#### RECORDS SHOWN
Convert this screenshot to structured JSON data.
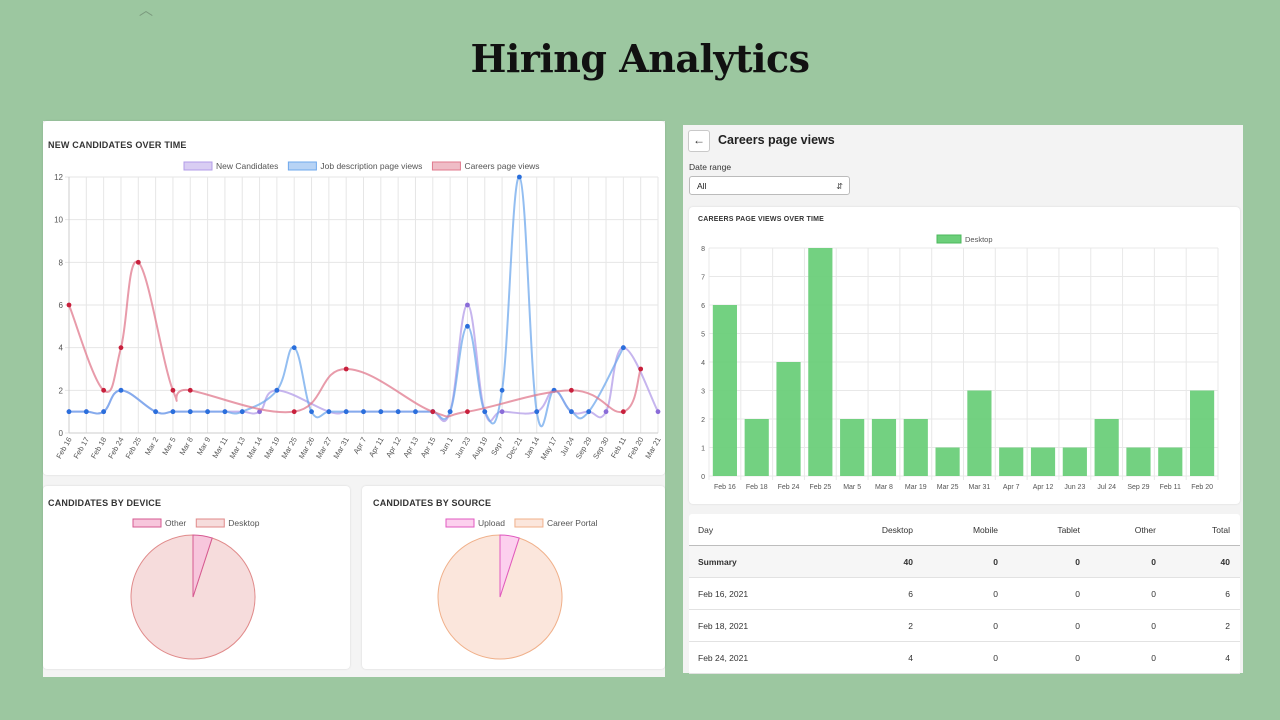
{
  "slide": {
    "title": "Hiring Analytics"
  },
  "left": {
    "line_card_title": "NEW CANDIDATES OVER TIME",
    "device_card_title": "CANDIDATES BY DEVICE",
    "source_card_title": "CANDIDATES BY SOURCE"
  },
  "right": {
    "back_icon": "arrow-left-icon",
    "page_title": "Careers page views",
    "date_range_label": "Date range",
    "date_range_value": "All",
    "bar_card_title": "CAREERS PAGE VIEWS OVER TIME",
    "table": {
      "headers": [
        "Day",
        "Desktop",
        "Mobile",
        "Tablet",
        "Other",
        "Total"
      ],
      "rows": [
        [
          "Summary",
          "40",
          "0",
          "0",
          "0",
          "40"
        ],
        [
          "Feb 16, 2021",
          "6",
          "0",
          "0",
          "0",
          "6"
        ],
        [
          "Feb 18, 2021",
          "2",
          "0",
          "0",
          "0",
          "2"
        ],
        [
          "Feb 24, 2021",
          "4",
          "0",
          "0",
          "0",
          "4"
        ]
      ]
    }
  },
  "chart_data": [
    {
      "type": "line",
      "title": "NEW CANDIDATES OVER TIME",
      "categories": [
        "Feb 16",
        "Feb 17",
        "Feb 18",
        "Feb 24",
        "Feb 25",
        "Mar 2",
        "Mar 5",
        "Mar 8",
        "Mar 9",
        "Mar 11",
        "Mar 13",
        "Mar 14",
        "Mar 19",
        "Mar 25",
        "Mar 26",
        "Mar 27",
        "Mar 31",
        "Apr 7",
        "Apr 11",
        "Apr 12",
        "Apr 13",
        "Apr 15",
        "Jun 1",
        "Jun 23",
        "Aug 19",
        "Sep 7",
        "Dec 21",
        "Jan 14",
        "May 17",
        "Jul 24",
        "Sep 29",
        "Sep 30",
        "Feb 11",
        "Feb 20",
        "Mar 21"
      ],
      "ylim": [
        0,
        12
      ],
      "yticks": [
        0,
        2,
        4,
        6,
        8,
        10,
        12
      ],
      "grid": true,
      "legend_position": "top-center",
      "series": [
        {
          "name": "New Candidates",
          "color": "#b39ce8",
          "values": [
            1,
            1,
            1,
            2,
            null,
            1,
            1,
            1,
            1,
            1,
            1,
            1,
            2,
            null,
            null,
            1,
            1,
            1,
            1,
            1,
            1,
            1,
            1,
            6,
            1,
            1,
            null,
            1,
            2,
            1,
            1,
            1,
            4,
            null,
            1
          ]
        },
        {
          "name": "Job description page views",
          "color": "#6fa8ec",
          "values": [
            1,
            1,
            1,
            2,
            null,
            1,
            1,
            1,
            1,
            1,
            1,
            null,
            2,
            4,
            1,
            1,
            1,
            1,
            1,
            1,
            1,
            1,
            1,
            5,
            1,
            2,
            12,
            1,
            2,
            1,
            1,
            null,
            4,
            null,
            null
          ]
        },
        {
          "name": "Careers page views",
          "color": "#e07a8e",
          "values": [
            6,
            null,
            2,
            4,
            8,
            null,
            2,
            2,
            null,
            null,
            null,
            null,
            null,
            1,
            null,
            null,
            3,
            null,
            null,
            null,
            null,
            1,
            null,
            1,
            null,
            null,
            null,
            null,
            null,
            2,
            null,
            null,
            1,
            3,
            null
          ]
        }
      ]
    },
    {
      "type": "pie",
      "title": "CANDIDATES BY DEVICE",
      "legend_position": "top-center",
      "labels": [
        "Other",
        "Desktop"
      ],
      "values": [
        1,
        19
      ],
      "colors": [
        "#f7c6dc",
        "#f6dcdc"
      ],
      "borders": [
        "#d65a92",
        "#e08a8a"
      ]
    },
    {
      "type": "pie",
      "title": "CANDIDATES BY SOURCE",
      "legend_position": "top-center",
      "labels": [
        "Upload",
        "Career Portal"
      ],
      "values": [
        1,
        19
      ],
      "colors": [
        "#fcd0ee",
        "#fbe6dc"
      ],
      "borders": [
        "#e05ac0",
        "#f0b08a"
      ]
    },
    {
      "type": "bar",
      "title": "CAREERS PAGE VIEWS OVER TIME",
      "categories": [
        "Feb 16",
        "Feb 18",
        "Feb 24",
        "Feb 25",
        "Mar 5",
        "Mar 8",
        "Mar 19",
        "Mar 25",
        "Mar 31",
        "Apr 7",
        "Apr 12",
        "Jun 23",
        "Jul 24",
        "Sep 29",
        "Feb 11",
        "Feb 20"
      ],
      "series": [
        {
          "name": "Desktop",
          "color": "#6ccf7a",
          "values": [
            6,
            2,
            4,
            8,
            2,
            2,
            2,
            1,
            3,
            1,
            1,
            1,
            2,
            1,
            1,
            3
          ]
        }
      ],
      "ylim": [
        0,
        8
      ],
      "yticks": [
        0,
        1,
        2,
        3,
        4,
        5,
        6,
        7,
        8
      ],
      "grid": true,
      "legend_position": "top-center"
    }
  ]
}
########
→ **WRITTEN REQUEST**:
Please repeat the entries exactly. Do not include the pictures.

→ **TASK ANSWER**:
Convert this screenshot to structured JSON data.
{
  "slide": {
    "title": "Hiring Analytics"
  },
  "left": {
    "line_card_title": "NEW CANDIDATES OVER TIME",
    "device_card_title": "CANDIDATES BY DEVICE",
    "source_card_title": "CANDIDATES BY SOURCE"
  },
  "right": {
    "back_icon": "arrow-left-icon",
    "page_title": "Careers page views",
    "date_range_label": "Date range",
    "date_range_value": "All",
    "bar_card_title": "CAREERS PAGE VIEWS OVER TIME",
    "table": {
      "headers": [
        "Day",
        "Desktop",
        "Mobile",
        "Tablet",
        "Other",
        "Total"
      ],
      "rows": [
        [
          "Summary",
          "40",
          "0",
          "0",
          "0",
          "40"
        ],
        [
          "Feb 16, 2021",
          "6",
          "0",
          "0",
          "0",
          "6"
        ],
        [
          "Feb 18, 2021",
          "2",
          "0",
          "0",
          "0",
          "2"
        ],
        [
          "Feb 24, 2021",
          "4",
          "0",
          "0",
          "0",
          "4"
        ]
      ]
    }
  },
  "chart_data": [
    {
      "type": "line",
      "title": "NEW CANDIDATES OVER TIME",
      "categories": [
        "Feb 16",
        "Feb 17",
        "Feb 18",
        "Feb 24",
        "Feb 25",
        "Mar 2",
        "Mar 5",
        "Mar 8",
        "Mar 9",
        "Mar 11",
        "Mar 13",
        "Mar 14",
        "Mar 19",
        "Mar 25",
        "Mar 26",
        "Mar 27",
        "Mar 31",
        "Apr 7",
        "Apr 11",
        "Apr 12",
        "Apr 13",
        "Apr 15",
        "Jun 1",
        "Jun 23",
        "Aug 19",
        "Sep 7",
        "Dec 21",
        "Jan 14",
        "May 17",
        "Jul 24",
        "Sep 29",
        "Sep 30",
        "Feb 11",
        "Feb 20",
        "Mar 21"
      ],
      "ylim": [
        0,
        12
      ],
      "yticks": [
        0,
        2,
        4,
        6,
        8,
        10,
        12
      ],
      "grid": true,
      "legend_position": "top-center",
      "series": [
        {
          "name": "New Candidates",
          "color": "#b39ce8",
          "values": [
            1,
            1,
            1,
            2,
            null,
            1,
            1,
            1,
            1,
            1,
            1,
            1,
            2,
            null,
            null,
            1,
            1,
            1,
            1,
            1,
            1,
            1,
            1,
            6,
            1,
            1,
            null,
            1,
            2,
            1,
            1,
            1,
            4,
            null,
            1
          ]
        },
        {
          "name": "Job description page views",
          "color": "#6fa8ec",
          "values": [
            1,
            1,
            1,
            2,
            null,
            1,
            1,
            1,
            1,
            1,
            1,
            null,
            2,
            4,
            1,
            1,
            1,
            1,
            1,
            1,
            1,
            1,
            1,
            5,
            1,
            2,
            12,
            1,
            2,
            1,
            1,
            null,
            4,
            null,
            null
          ]
        },
        {
          "name": "Careers page views",
          "color": "#e07a8e",
          "values": [
            6,
            null,
            2,
            4,
            8,
            null,
            2,
            2,
            null,
            null,
            null,
            null,
            null,
            1,
            null,
            null,
            3,
            null,
            null,
            null,
            null,
            1,
            null,
            1,
            null,
            null,
            null,
            null,
            null,
            2,
            null,
            null,
            1,
            3,
            null
          ]
        }
      ]
    },
    {
      "type": "pie",
      "title": "CANDIDATES BY DEVICE",
      "legend_position": "top-center",
      "labels": [
        "Other",
        "Desktop"
      ],
      "values": [
        1,
        19
      ],
      "colors": [
        "#f7c6dc",
        "#f6dcdc"
      ],
      "borders": [
        "#d65a92",
        "#e08a8a"
      ]
    },
    {
      "type": "pie",
      "title": "CANDIDATES BY SOURCE",
      "legend_position": "top-center",
      "labels": [
        "Upload",
        "Career Portal"
      ],
      "values": [
        1,
        19
      ],
      "colors": [
        "#fcd0ee",
        "#fbe6dc"
      ],
      "borders": [
        "#e05ac0",
        "#f0b08a"
      ]
    },
    {
      "type": "bar",
      "title": "CAREERS PAGE VIEWS OVER TIME",
      "categories": [
        "Feb 16",
        "Feb 18",
        "Feb 24",
        "Feb 25",
        "Mar 5",
        "Mar 8",
        "Mar 19",
        "Mar 25",
        "Mar 31",
        "Apr 7",
        "Apr 12",
        "Jun 23",
        "Jul 24",
        "Sep 29",
        "Feb 11",
        "Feb 20"
      ],
      "series": [
        {
          "name": "Desktop",
          "color": "#6ccf7a",
          "values": [
            6,
            2,
            4,
            8,
            2,
            2,
            2,
            1,
            3,
            1,
            1,
            1,
            2,
            1,
            1,
            3
          ]
        }
      ],
      "ylim": [
        0,
        8
      ],
      "yticks": [
        0,
        1,
        2,
        3,
        4,
        5,
        6,
        7,
        8
      ],
      "grid": true,
      "legend_position": "top-center"
    }
  ]
}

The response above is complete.